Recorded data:
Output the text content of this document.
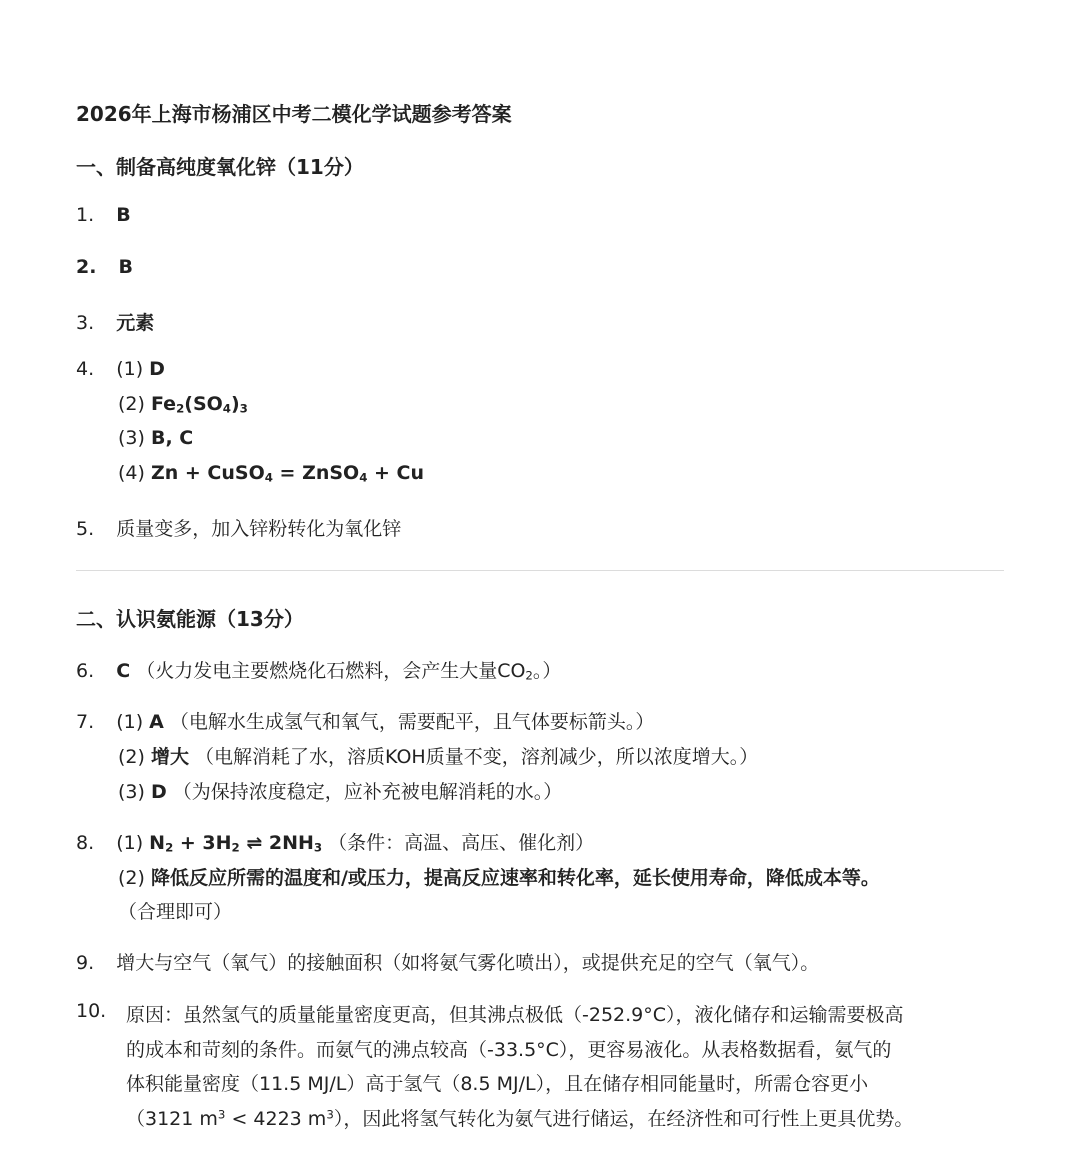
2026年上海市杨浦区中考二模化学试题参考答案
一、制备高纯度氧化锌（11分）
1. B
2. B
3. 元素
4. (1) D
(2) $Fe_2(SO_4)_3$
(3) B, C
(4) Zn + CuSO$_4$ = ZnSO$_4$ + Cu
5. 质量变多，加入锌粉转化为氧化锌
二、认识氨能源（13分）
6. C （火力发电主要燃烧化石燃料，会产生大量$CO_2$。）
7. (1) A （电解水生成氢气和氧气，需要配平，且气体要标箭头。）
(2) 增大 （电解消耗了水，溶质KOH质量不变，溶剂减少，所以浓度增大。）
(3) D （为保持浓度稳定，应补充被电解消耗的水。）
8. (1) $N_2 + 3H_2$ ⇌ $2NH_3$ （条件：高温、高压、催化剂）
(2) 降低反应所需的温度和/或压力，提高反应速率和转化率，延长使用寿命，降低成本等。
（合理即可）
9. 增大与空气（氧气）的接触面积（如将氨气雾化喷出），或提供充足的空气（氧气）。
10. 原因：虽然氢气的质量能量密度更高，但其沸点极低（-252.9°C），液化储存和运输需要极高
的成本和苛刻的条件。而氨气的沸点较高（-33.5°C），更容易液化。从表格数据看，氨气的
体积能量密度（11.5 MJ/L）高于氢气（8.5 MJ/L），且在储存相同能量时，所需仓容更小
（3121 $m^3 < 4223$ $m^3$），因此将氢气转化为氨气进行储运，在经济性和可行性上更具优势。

...

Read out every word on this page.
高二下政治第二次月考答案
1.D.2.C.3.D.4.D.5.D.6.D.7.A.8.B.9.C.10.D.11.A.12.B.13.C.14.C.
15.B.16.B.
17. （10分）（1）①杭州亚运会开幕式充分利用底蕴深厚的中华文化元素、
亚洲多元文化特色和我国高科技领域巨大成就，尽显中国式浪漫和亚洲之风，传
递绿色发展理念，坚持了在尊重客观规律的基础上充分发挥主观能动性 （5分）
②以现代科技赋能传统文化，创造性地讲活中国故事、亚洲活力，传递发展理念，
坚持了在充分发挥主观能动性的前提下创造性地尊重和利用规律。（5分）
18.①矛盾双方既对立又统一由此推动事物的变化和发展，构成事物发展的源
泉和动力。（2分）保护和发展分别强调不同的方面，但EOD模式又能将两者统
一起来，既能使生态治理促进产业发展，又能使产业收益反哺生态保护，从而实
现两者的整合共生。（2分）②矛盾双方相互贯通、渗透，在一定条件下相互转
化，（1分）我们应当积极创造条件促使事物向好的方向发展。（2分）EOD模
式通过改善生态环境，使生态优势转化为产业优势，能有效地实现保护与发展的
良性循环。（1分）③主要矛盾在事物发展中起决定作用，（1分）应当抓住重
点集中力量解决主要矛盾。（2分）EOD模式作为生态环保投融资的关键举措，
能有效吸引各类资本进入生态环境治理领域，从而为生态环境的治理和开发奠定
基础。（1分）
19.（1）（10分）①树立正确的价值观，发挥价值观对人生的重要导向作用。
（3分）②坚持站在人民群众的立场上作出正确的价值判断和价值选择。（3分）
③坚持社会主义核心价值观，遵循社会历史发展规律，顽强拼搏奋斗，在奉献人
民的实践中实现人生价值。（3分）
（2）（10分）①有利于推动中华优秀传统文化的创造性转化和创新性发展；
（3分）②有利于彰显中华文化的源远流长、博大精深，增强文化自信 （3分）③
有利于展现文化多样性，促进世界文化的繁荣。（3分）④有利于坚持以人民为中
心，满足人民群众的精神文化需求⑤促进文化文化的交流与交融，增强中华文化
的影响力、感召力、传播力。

• _What the task asks_
Going through the lines above one by one, tally those with the word "this" and give only the total.

• _Solution below_
2